Input data |
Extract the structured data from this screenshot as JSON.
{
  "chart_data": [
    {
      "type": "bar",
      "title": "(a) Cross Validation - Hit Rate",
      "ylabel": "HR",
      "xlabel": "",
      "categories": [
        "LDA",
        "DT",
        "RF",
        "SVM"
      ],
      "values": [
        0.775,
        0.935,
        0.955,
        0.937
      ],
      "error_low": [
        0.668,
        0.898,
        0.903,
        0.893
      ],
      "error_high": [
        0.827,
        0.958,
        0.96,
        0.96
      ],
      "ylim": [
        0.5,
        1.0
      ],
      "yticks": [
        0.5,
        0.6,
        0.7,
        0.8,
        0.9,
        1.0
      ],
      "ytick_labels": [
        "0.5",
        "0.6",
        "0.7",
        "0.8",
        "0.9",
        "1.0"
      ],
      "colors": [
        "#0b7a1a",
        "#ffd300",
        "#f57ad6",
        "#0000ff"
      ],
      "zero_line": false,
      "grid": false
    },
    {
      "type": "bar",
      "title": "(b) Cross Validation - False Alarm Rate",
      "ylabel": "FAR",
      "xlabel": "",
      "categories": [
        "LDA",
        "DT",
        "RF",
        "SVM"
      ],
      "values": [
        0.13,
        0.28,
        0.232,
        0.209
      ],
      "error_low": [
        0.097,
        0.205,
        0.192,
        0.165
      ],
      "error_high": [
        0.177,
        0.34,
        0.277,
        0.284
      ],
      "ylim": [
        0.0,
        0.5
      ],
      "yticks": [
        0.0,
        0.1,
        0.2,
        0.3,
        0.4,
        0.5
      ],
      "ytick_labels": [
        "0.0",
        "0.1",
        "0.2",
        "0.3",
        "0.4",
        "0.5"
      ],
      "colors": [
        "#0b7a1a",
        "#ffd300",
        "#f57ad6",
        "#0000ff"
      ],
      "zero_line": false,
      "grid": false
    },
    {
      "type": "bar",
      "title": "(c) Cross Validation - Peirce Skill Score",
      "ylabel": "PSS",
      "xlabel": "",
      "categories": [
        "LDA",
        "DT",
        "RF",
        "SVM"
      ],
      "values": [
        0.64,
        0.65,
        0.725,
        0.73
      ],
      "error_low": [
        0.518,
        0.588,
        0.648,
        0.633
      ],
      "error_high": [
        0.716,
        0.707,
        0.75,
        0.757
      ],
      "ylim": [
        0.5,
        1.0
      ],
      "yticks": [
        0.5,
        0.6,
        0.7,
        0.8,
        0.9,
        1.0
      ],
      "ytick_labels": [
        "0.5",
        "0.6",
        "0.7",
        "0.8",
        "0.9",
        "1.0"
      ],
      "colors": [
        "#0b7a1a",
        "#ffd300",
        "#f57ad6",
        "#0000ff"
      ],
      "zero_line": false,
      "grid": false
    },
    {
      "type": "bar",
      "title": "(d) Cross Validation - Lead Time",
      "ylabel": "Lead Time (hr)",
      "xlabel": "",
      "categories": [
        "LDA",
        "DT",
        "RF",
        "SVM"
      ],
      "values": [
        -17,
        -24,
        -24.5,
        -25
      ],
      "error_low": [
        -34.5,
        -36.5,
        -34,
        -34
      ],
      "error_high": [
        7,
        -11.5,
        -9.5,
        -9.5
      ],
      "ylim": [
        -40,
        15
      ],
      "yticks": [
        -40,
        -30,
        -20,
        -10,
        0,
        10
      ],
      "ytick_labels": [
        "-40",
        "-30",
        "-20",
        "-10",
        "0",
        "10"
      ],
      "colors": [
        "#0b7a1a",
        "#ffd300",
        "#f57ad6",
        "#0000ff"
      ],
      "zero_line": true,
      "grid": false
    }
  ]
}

Set problem |
Reproduce all of the material above word for word.

Output below |
Extract the structured data from this screenshot as JSON.
{
  "chart_data": [
    {
      "type": "bar",
      "title": "(a) Cross Validation - Hit Rate",
      "ylabel": "HR",
      "xlabel": "",
      "categories": [
        "LDA",
        "DT",
        "RF",
        "SVM"
      ],
      "values": [
        0.775,
        0.935,
        0.955,
        0.937
      ],
      "error_low": [
        0.668,
        0.898,
        0.903,
        0.893
      ],
      "error_high": [
        0.827,
        0.958,
        0.96,
        0.96
      ],
      "ylim": [
        0.5,
        1.0
      ],
      "yticks": [
        0.5,
        0.6,
        0.7,
        0.8,
        0.9,
        1.0
      ],
      "ytick_labels": [
        "0.5",
        "0.6",
        "0.7",
        "0.8",
        "0.9",
        "1.0"
      ],
      "colors": [
        "#0b7a1a",
        "#ffd300",
        "#f57ad6",
        "#0000ff"
      ],
      "zero_line": false,
      "grid": false
    },
    {
      "type": "bar",
      "title": "(b) Cross Validation - False Alarm Rate",
      "ylabel": "FAR",
      "xlabel": "",
      "categories": [
        "LDA",
        "DT",
        "RF",
        "SVM"
      ],
      "values": [
        0.13,
        0.28,
        0.232,
        0.209
      ],
      "error_low": [
        0.097,
        0.205,
        0.192,
        0.165
      ],
      "error_high": [
        0.177,
        0.34,
        0.277,
        0.284
      ],
      "ylim": [
        0.0,
        0.5
      ],
      "yticks": [
        0.0,
        0.1,
        0.2,
        0.3,
        0.4,
        0.5
      ],
      "ytick_labels": [
        "0.0",
        "0.1",
        "0.2",
        "0.3",
        "0.4",
        "0.5"
      ],
      "colors": [
        "#0b7a1a",
        "#ffd300",
        "#f57ad6",
        "#0000ff"
      ],
      "zero_line": false,
      "grid": false
    },
    {
      "type": "bar",
      "title": "(c) Cross Validation - Peirce Skill Score",
      "ylabel": "PSS",
      "xlabel": "",
      "categories": [
        "LDA",
        "DT",
        "RF",
        "SVM"
      ],
      "values": [
        0.64,
        0.65,
        0.725,
        0.73
      ],
      "error_low": [
        0.518,
        0.588,
        0.648,
        0.633
      ],
      "error_high": [
        0.716,
        0.707,
        0.75,
        0.757
      ],
      "ylim": [
        0.5,
        1.0
      ],
      "yticks": [
        0.5,
        0.6,
        0.7,
        0.8,
        0.9,
        1.0
      ],
      "ytick_labels": [
        "0.5",
        "0.6",
        "0.7",
        "0.8",
        "0.9",
        "1.0"
      ],
      "colors": [
        "#0b7a1a",
        "#ffd300",
        "#f57ad6",
        "#0000ff"
      ],
      "zero_line": false,
      "grid": false
    },
    {
      "type": "bar",
      "title": "(d) Cross Validation - Lead Time",
      "ylabel": "Lead Time (hr)",
      "xlabel": "",
      "categories": [
        "LDA",
        "DT",
        "RF",
        "SVM"
      ],
      "values": [
        -17,
        -24,
        -24.5,
        -25
      ],
      "error_low": [
        -34.5,
        -36.5,
        -34,
        -34
      ],
      "error_high": [
        7,
        -11.5,
        -9.5,
        -9.5
      ],
      "ylim": [
        -40,
        15
      ],
      "yticks": [
        -40,
        -30,
        -20,
        -10,
        0,
        10
      ],
      "ytick_labels": [
        "-40",
        "-30",
        "-20",
        "-10",
        "0",
        "10"
      ],
      "colors": [
        "#0b7a1a",
        "#ffd300",
        "#f57ad6",
        "#0000ff"
      ],
      "zero_line": true,
      "grid": false
    }
  ]
}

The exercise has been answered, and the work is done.